- [What is being asked]: Report only the number of lines holding "content".

[Some records]

********************

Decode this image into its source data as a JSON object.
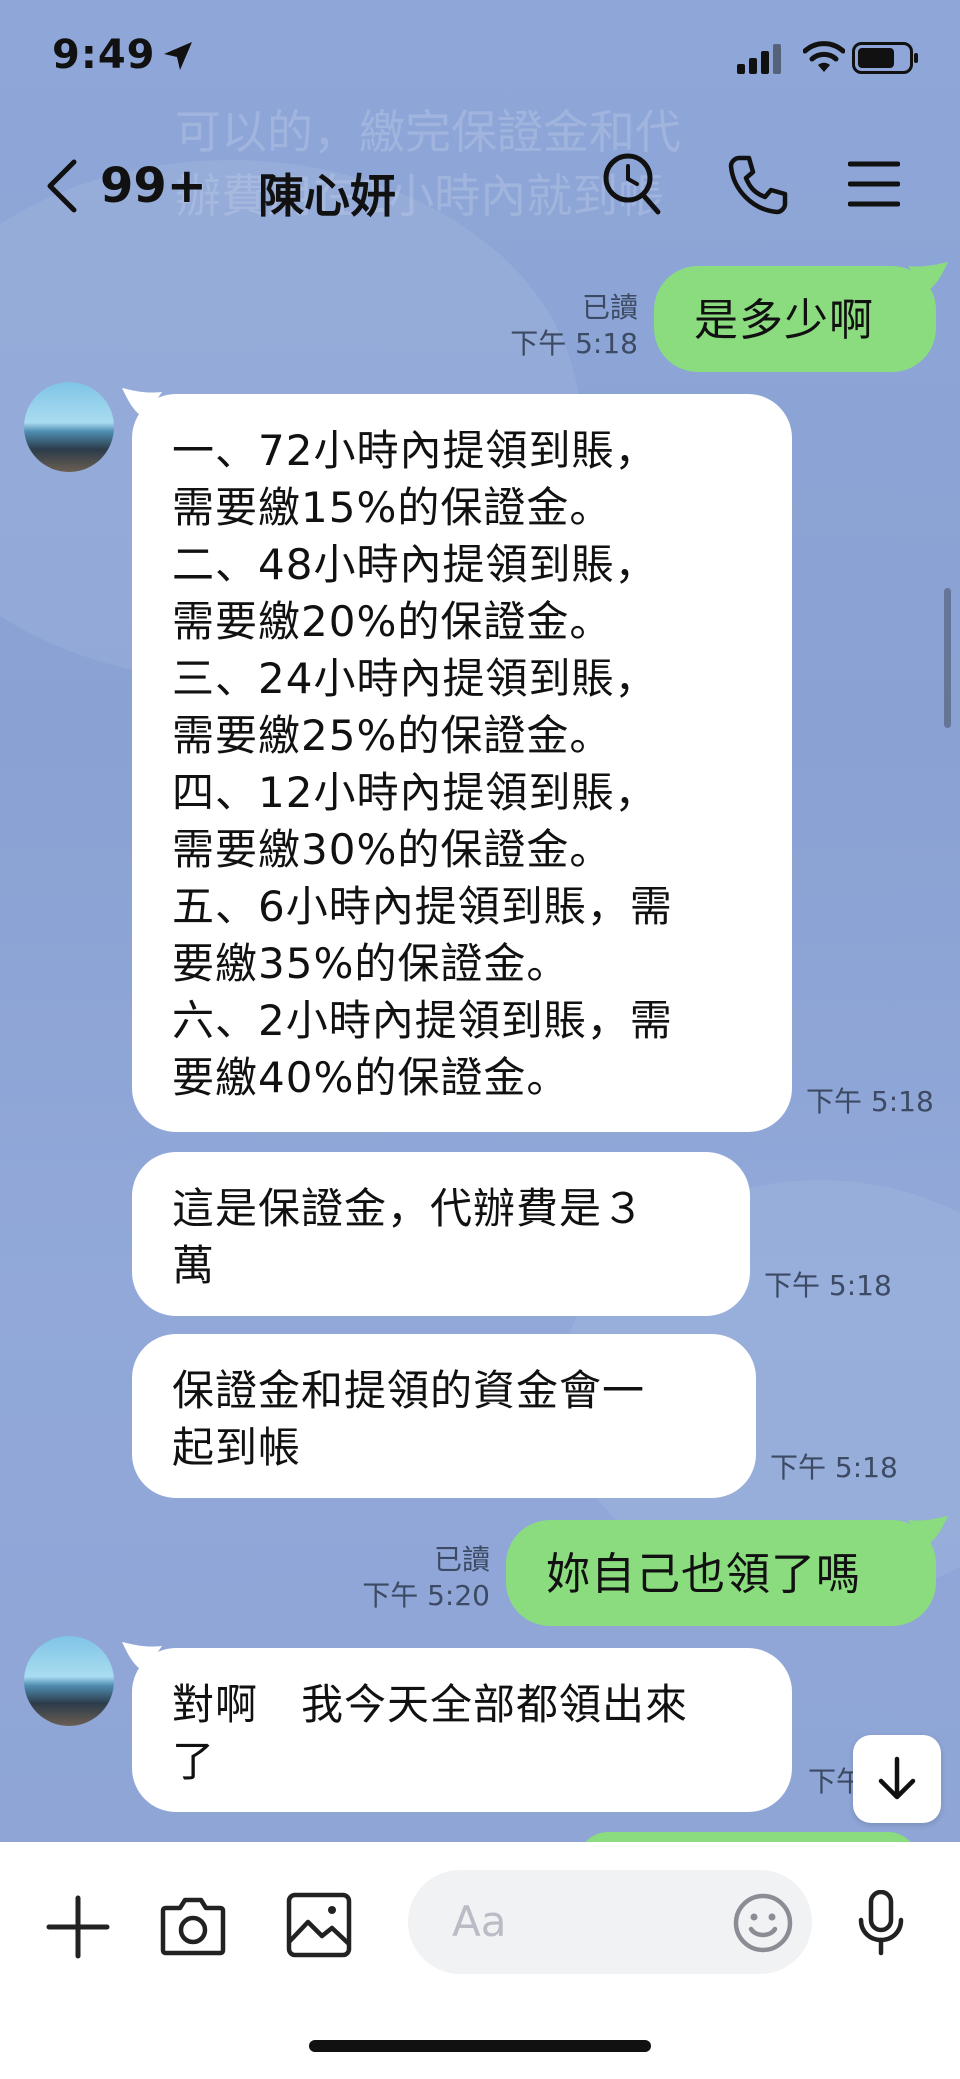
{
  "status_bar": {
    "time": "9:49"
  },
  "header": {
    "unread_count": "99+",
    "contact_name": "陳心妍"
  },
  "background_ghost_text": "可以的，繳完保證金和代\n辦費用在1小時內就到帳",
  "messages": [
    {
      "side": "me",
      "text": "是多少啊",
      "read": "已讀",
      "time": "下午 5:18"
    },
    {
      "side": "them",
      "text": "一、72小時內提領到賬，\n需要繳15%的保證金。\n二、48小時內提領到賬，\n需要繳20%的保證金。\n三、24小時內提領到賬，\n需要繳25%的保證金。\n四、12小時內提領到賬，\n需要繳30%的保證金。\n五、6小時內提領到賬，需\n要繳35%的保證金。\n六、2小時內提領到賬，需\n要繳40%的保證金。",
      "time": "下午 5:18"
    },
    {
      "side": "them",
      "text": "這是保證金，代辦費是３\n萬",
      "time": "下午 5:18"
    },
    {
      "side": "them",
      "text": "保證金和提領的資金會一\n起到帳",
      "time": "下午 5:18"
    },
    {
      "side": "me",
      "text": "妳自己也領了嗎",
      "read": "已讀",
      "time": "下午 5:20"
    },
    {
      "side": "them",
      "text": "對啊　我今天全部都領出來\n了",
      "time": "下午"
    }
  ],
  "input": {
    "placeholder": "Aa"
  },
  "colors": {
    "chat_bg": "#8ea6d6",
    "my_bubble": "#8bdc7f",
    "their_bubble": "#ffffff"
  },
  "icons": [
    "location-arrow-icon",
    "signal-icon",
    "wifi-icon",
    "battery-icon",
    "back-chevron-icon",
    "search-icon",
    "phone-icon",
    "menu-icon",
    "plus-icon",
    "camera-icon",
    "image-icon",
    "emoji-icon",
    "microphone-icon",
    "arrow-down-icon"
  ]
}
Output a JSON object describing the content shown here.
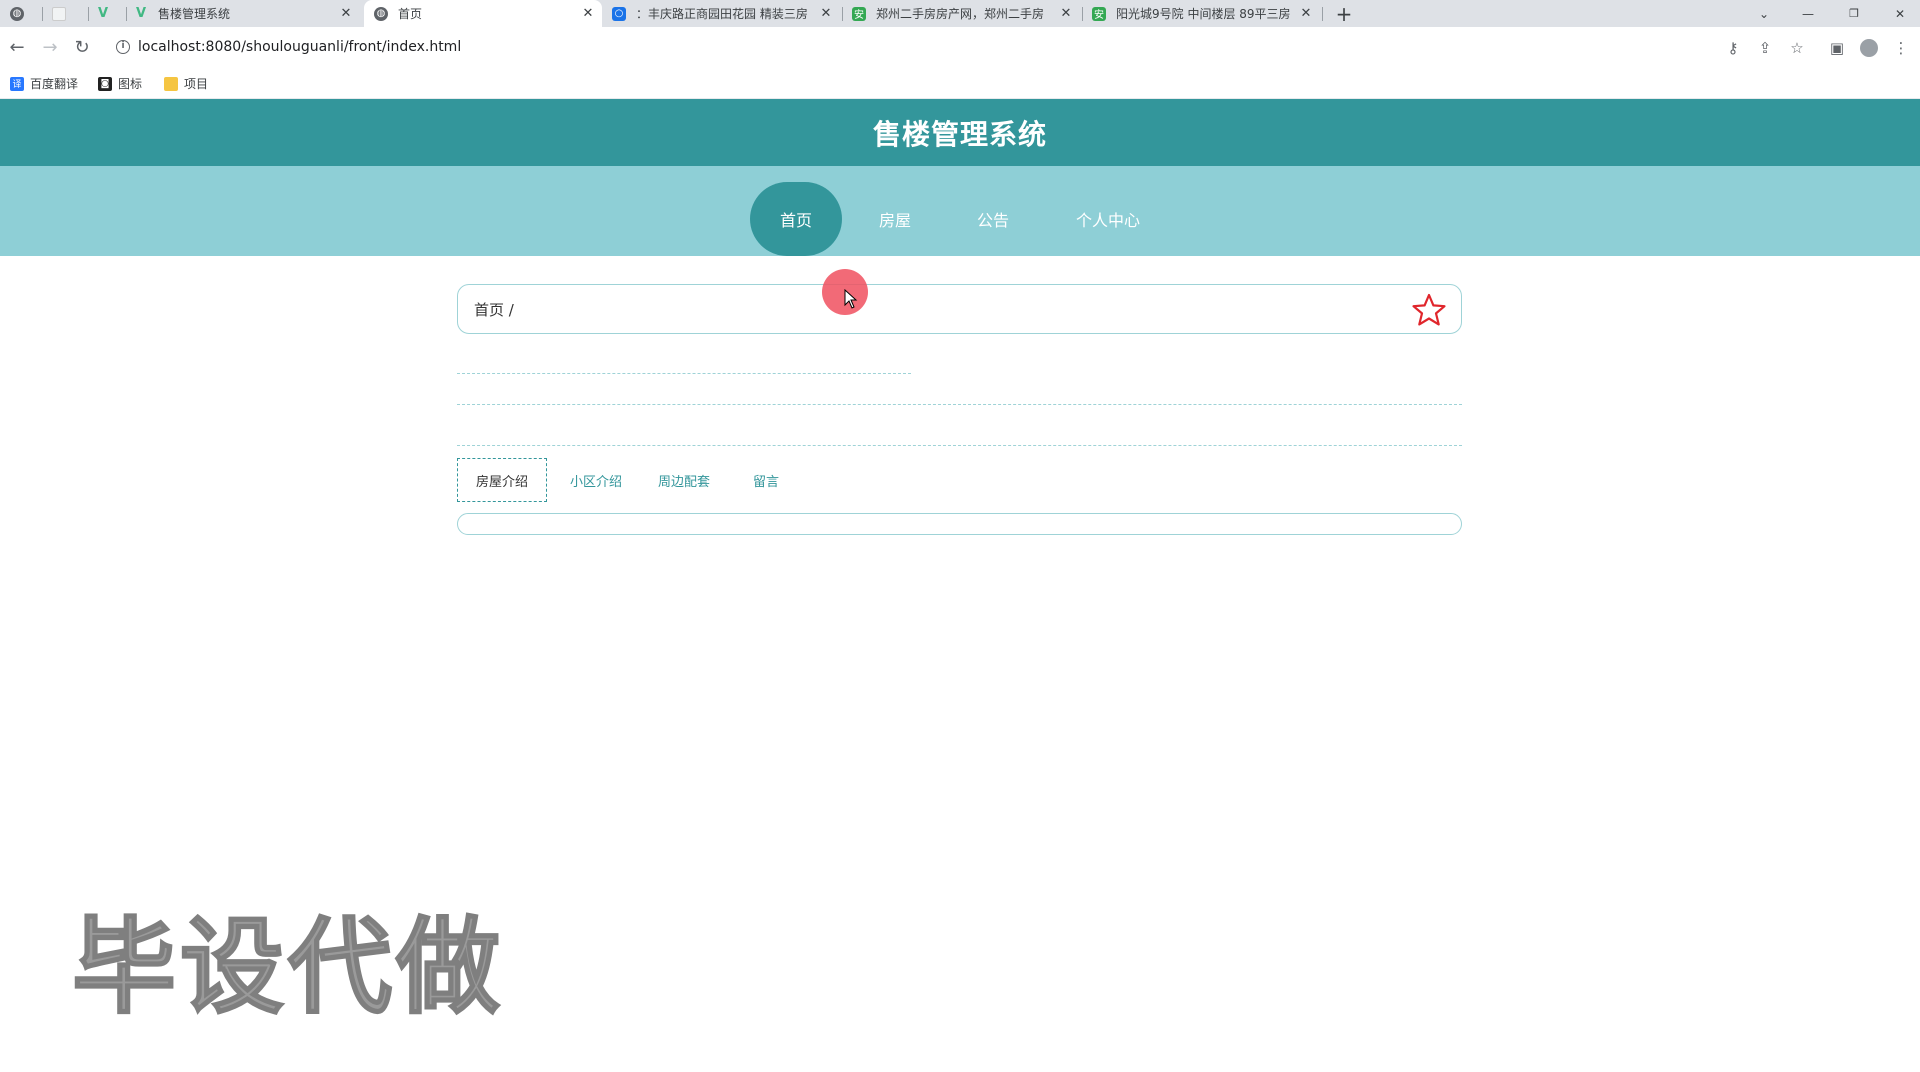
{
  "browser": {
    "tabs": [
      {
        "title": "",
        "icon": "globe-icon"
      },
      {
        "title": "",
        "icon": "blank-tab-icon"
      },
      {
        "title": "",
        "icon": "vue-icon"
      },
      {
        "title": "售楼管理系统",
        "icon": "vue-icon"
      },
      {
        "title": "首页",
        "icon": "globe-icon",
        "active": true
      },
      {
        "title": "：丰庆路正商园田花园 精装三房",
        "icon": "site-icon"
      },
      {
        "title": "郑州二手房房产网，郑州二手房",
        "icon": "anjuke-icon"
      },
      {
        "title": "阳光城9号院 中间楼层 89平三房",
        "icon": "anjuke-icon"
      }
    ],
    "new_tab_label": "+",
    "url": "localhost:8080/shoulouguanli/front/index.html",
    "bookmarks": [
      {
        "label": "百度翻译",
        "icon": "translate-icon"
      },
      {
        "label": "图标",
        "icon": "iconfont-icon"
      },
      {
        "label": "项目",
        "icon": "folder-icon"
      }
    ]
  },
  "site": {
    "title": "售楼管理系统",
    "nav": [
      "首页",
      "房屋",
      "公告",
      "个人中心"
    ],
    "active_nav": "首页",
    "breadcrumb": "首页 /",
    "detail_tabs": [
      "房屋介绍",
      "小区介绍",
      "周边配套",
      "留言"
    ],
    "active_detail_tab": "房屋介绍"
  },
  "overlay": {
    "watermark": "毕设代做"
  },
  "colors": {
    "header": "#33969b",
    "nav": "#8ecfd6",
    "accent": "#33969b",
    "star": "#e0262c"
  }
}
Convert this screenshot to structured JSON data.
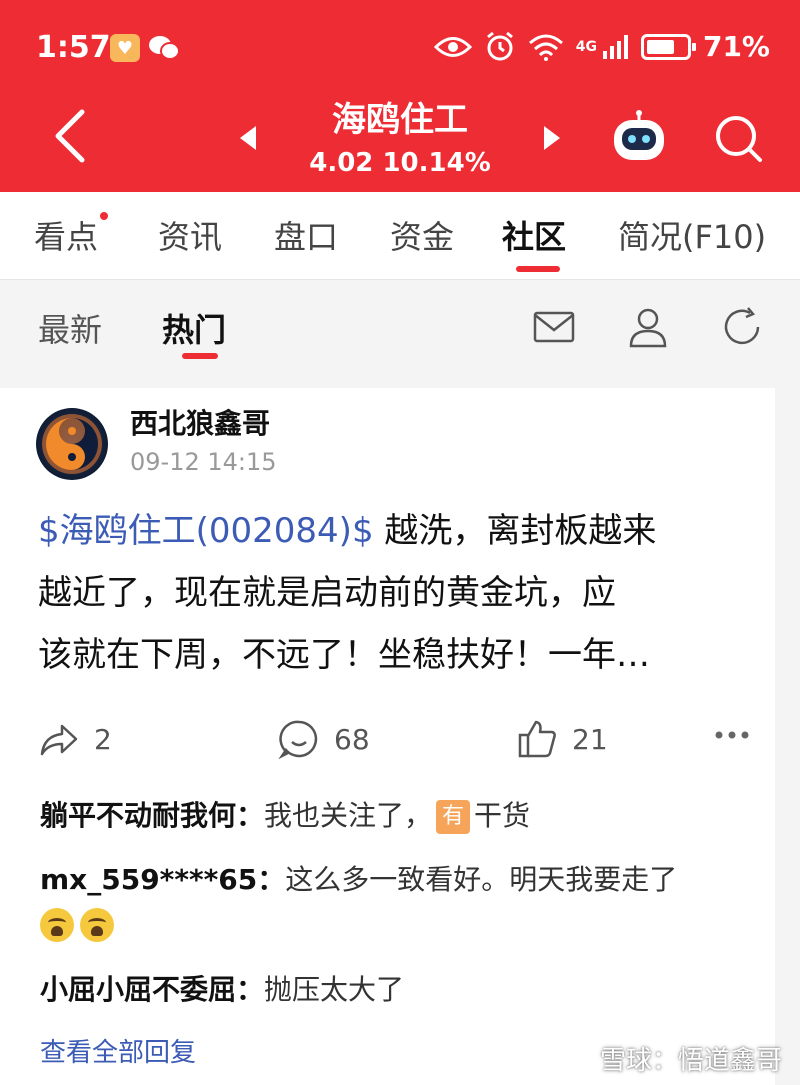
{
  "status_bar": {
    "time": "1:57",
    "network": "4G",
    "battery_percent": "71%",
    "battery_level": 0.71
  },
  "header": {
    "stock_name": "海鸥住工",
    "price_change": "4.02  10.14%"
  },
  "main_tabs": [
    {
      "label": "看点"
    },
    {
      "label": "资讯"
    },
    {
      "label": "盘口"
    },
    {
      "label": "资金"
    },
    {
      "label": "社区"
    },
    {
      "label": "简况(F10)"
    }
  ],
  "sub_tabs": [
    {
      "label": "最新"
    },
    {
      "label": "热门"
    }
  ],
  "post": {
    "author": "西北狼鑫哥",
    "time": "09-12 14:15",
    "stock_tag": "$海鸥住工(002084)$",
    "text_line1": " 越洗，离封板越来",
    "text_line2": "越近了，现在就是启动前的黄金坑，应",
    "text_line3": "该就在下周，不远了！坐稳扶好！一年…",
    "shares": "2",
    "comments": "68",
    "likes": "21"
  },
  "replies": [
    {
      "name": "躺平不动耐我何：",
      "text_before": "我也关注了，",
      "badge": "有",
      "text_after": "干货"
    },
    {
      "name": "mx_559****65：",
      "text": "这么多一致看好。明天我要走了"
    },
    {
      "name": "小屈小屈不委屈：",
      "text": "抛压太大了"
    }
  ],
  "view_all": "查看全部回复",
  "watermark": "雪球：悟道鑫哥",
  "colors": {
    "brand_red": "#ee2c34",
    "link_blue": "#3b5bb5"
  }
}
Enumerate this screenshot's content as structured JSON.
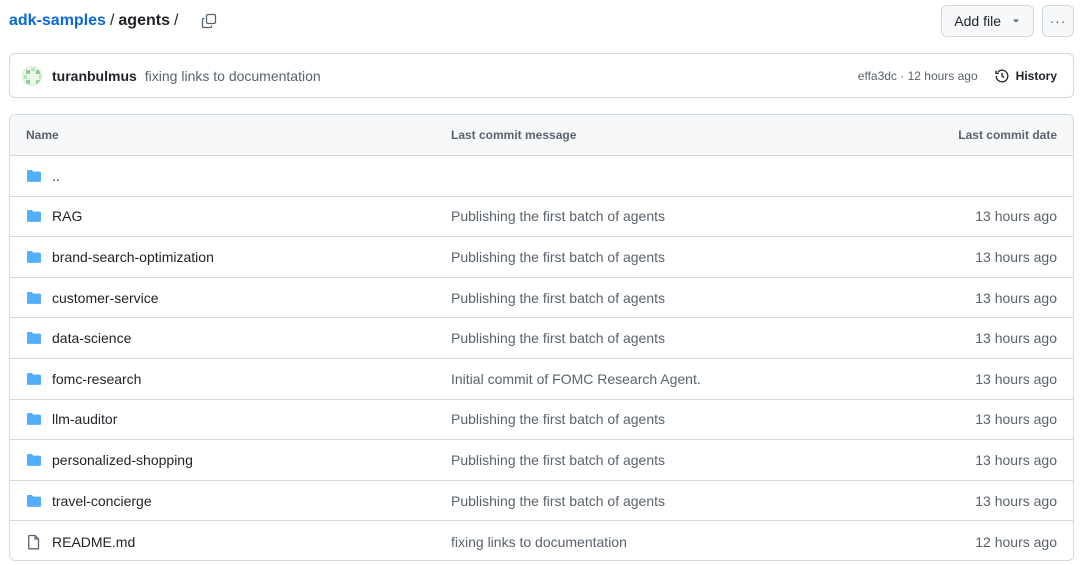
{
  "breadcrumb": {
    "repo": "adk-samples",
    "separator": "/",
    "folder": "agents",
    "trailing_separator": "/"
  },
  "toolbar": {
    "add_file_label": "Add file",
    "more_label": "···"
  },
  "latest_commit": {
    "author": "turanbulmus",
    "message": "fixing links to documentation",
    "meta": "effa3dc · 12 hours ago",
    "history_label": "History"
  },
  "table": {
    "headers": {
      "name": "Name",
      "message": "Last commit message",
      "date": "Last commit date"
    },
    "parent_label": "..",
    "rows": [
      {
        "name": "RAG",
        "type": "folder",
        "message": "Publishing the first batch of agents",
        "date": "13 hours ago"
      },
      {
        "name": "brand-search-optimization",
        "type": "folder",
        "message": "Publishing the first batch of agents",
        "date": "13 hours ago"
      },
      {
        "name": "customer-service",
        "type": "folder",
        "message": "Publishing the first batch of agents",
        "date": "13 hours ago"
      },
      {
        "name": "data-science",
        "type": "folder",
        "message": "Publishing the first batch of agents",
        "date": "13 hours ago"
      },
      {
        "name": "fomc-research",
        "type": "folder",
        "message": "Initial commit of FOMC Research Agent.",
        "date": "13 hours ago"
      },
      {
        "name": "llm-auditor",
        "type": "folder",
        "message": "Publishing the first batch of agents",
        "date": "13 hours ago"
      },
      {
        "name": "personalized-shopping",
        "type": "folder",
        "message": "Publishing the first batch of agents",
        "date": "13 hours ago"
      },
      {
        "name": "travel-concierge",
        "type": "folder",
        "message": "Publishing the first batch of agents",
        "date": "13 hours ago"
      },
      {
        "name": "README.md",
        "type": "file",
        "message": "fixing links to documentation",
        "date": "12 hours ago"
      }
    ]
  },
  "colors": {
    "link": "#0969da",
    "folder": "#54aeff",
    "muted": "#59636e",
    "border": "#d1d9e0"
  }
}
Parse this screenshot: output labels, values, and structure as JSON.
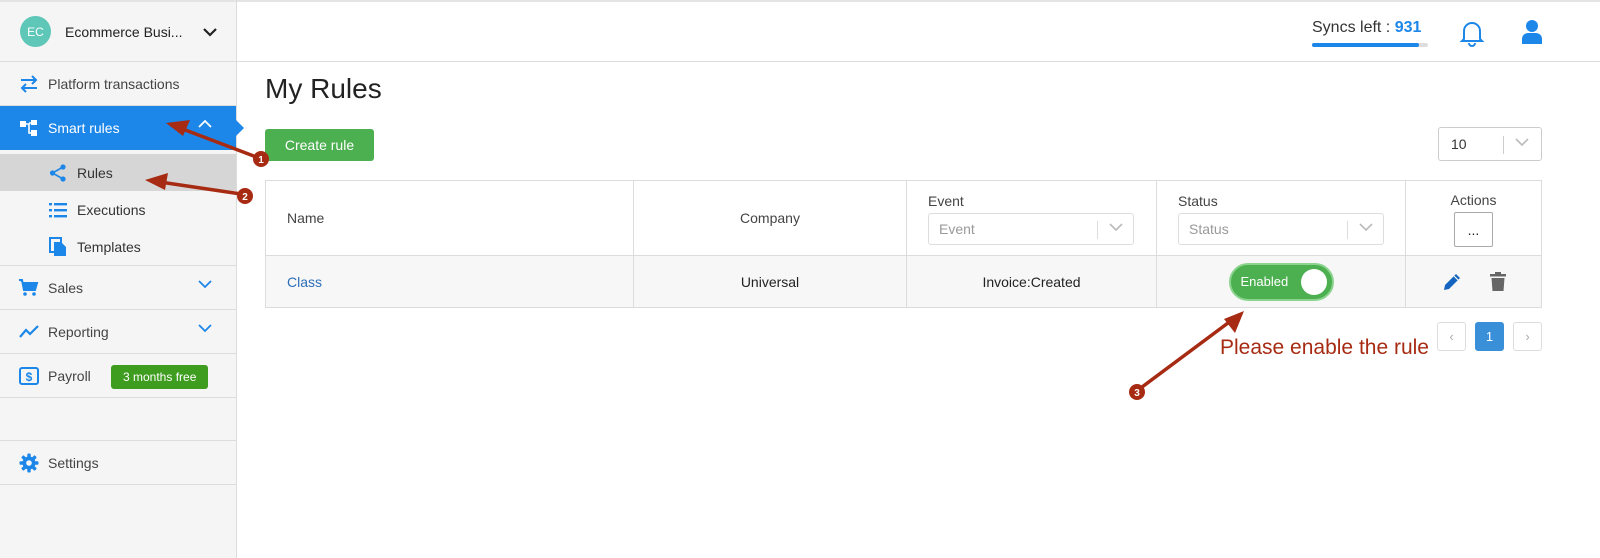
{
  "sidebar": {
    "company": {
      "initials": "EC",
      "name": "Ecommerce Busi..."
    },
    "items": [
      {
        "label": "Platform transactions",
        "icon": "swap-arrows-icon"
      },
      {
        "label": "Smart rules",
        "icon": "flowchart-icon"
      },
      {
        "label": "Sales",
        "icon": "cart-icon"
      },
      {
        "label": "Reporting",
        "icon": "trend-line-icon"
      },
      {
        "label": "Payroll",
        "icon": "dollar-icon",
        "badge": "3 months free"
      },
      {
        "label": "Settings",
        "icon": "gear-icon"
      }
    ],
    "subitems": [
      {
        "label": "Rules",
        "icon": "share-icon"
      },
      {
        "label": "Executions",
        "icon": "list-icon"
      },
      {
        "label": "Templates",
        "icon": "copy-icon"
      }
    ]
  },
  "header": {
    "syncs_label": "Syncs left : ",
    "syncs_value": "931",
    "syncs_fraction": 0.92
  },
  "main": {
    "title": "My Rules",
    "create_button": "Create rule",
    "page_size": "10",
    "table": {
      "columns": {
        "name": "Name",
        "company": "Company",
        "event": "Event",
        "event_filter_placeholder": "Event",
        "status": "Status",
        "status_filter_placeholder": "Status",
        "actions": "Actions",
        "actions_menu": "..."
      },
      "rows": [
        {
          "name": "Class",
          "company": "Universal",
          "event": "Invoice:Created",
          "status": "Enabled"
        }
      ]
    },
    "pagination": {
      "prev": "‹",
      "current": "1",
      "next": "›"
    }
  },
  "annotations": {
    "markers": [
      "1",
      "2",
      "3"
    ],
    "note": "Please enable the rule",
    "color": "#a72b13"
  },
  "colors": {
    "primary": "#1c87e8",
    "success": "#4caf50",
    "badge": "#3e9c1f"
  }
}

********************

- [Solved exercise]: 2